Required task: Retype each entry below exactly as it stands.

Records to use:

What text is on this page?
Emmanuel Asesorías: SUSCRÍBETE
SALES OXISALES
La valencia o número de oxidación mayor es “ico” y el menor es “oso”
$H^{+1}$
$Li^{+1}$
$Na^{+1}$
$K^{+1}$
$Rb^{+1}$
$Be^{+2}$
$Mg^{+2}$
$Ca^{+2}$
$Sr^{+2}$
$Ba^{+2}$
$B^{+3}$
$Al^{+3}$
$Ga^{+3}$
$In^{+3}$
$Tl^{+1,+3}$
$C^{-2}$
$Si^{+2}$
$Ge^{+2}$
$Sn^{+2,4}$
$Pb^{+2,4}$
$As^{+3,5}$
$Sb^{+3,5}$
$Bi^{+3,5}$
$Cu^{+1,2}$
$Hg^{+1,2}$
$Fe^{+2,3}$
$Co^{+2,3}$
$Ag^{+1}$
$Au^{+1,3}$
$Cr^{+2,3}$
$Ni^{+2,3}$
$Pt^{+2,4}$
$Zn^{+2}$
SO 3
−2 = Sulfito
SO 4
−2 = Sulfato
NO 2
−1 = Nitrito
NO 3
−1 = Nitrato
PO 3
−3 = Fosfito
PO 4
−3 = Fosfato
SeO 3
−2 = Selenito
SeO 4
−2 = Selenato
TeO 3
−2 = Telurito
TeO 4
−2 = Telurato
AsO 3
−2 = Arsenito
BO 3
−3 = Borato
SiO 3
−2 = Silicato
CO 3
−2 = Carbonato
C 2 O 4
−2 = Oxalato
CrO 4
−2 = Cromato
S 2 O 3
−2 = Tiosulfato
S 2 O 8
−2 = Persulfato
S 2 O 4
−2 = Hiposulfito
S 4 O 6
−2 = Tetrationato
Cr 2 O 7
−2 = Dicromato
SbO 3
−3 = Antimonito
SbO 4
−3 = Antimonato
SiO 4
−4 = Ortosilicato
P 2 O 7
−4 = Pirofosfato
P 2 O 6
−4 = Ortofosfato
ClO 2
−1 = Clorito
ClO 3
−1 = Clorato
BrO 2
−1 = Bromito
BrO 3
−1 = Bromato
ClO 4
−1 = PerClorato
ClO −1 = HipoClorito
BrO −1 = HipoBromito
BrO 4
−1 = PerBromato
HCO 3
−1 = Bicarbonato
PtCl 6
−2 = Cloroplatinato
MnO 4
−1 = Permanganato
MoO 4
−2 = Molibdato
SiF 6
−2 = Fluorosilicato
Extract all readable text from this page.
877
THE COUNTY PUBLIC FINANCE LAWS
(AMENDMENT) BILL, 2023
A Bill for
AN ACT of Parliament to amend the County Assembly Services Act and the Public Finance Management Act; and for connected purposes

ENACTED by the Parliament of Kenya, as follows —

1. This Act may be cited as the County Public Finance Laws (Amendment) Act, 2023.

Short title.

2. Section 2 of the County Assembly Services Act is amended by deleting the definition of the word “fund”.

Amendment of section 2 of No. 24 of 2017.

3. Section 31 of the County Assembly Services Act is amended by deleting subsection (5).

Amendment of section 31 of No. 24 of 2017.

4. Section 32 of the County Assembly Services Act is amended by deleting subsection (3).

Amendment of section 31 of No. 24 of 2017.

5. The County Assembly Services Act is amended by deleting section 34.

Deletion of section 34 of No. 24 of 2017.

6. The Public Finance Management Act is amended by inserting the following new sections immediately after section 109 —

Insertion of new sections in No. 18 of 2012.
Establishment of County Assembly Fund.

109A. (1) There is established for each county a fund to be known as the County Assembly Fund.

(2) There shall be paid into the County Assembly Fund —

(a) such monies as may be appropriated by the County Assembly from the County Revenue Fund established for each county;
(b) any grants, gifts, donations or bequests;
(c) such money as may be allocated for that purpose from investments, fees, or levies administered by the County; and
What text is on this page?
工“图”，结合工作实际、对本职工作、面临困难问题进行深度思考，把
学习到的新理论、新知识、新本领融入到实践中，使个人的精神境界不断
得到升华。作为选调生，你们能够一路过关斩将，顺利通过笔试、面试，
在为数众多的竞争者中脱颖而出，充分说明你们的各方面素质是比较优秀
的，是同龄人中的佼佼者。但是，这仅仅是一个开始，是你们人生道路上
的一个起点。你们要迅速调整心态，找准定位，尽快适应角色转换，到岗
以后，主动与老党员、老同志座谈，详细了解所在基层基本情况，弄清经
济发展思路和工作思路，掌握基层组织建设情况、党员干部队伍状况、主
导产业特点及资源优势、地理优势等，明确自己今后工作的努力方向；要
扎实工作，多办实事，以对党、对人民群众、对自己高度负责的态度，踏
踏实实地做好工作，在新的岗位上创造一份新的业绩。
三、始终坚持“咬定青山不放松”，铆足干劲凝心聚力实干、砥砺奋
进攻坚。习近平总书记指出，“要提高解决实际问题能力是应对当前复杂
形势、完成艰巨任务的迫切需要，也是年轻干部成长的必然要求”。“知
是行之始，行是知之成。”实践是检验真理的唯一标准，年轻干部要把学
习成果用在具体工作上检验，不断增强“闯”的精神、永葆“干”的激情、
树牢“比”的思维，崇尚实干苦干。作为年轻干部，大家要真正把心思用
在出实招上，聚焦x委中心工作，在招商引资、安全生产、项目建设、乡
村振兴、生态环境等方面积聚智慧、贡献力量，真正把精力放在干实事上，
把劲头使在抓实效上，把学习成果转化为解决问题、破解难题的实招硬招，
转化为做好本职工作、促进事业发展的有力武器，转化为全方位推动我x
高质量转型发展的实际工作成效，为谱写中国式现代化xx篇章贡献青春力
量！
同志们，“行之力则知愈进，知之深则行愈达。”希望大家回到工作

Exercise response:
What text is on this page?
Emmanuel Asesorías: SUSCRÍBETE
SALES OXISALES
La valencia o número de oxidación mayor es “ico” y el menor es “oso”
$H^{+1}$
$Li^{+1}$
$Na^{+1}$
$K^{+1}$
$Rb^{+1}$
$Be^{+2}$
$Mg^{+2}$
$Ca^{+2}$
$Sr^{+2}$
$Ba^{+2}$
$B^{+3}$
$Al^{+3}$
$Ga^{+3}$
$In^{+3}$
$Tl^{+1,+3}$
$C^{-2}$
$Si^{+2}$
$Ge^{+2}$
$Sn^{+2,4}$
$Pb^{+2,4}$
$As^{+3,5}$
$Sb^{+3,5}$
$Bi^{+3,5}$
$Cu^{+1,2}$
$Hg^{+1,2}$
$Fe^{+2,3}$
$Co^{+2,3}$
$Ag^{+1}$
$Au^{+1,3}$
$Cr^{+2,3}$
$Ni^{+2,3}$
$Pt^{+2,4}$
$Zn^{+2}$
SO 3
−2 = Sulfito
SO 4
−2 = Sulfato
NO 2
−1 = Nitrito
NO 3
−1 = Nitrato
PO 3
−3 = Fosfito
PO 4
−3 = Fosfato
SeO 3
−2 = Selenito
SeO 4
−2 = Selenato
TeO 3
−2 = Telurito
TeO 4
−2 = Telurato
AsO 3
−2 = Arsenito
BO 3
−3 = Borato
SiO 3
−2 = Silicato
CO 3
−2 = Carbonato
C 2 O 4
−2 = Oxalato
CrO 4
−2 = Cromato
S 2 O 3
−2 = Tiosulfato
S 2 O 8
−2 = Persulfato
S 2 O 4
−2 = Hiposulfito
S 4 O 6
−2 = Tetrationato
Cr 2 O 7
−2 = Dicromato
SbO 3
−3 = Antimonito
SbO 4
−3 = Antimonato
SiO 4
−4 = Ortosilicato
P 2 O 7
−4 = Pirofosfato
P 2 O 6
−4 = Ortofosfato
ClO 2
−1 = Clorito
ClO 3
−1 = Clorato
BrO 2
−1 = Bromito
BrO 3
−1 = Bromato
ClO 4
−1 = PerClorato
ClO −1 = HipoClorito
BrO −1 = HipoBromito
BrO 4
−1 = PerBromato
HCO 3
−1 = Bicarbonato
PtCl 6
−2 = Cloroplatinato
MnO 4
−1 = Permanganato
MoO 4
−2 = Molibdato
SiF 6
−2 = Fluorosilicato
Extract all readable text from this page.
877
THE COUNTY PUBLIC FINANCE LAWS
(AMENDMENT) BILL, 2023
A Bill for
AN ACT of Parliament to amend the County Assembly Services Act and the Public Finance Management Act; and for connected purposes

ENACTED by the Parliament of Kenya, as follows —

1. This Act may be cited as the County Public Finance Laws (Amendment) Act, 2023.

Short title.

2. Section 2 of the County Assembly Services Act is amended by deleting the definition of the word “fund”.

Amendment of section 2 of No. 24 of 2017.

3. Section 31 of the County Assembly Services Act is amended by deleting subsection (5).

Amendment of section 31 of No. 24 of 2017.

4. Section 32 of the County Assembly Services Act is amended by deleting subsection (3).

Amendment of section 31 of No. 24 of 2017.

5. The County Assembly Services Act is amended by deleting section 34.

Deletion of section 34 of No. 24 of 2017.

6. The Public Finance Management Act is amended by inserting the following new sections immediately after section 109 —

Insertion of new sections in No. 18 of 2012.
Establishment of County Assembly Fund.

109A. (1) There is established for each county a fund to be known as the County Assembly Fund.

(2) There shall be paid into the County Assembly Fund —

(a) such monies as may be appropriated by the County Assembly from the County Revenue Fund established for each county;
(b) any grants, gifts, donations or bequests;
(c) such money as may be allocated for that purpose from investments, fees, or levies administered by the County; and
What text is on this page?
工“图”，结合工作实际、对本职工作、面临困难问题进行深度思考，把
学习到的新理论、新知识、新本领融入到实践中，使个人的精神境界不断
得到升华。作为选调生，你们能够一路过关斩将，顺利通过笔试、面试，
在为数众多的竞争者中脱颖而出，充分说明你们的各方面素质是比较优秀
的，是同龄人中的佼佼者。但是，这仅仅是一个开始，是你们人生道路上
的一个起点。你们要迅速调整心态，找准定位，尽快适应角色转换，到岗
以后，主动与老党员、老同志座谈，详细了解所在基层基本情况，弄清经
济发展思路和工作思路，掌握基层组织建设情况、党员干部队伍状况、主
导产业特点及资源优势、地理优势等，明确自己今后工作的努力方向；要
扎实工作，多办实事，以对党、对人民群众、对自己高度负责的态度，踏
踏实实地做好工作，在新的岗位上创造一份新的业绩。
三、始终坚持“咬定青山不放松”，铆足干劲凝心聚力实干、砥砺奋
进攻坚。习近平总书记指出，“要提高解决实际问题能力是应对当前复杂
形势、完成艰巨任务的迫切需要，也是年轻干部成长的必然要求”。“知
是行之始，行是知之成。”实践是检验真理的唯一标准，年轻干部要把学
习成果用在具体工作上检验，不断增强“闯”的精神、永葆“干”的激情、
树牢“比”的思维，崇尚实干苦干。作为年轻干部，大家要真正把心思用
在出实招上，聚焦x委中心工作，在招商引资、安全生产、项目建设、乡
村振兴、生态环境等方面积聚智慧、贡献力量，真正把精力放在干实事上，
把劲头使在抓实效上，把学习成果转化为解决问题、破解难题的实招硬招，
转化为做好本职工作、促进事业发展的有力武器，转化为全方位推动我x
高质量转型发展的实际工作成效，为谱写中国式现代化xx篇章贡献青春力
量！
同志们，“行之力则知愈进，知之深则行愈达。”希望大家回到工作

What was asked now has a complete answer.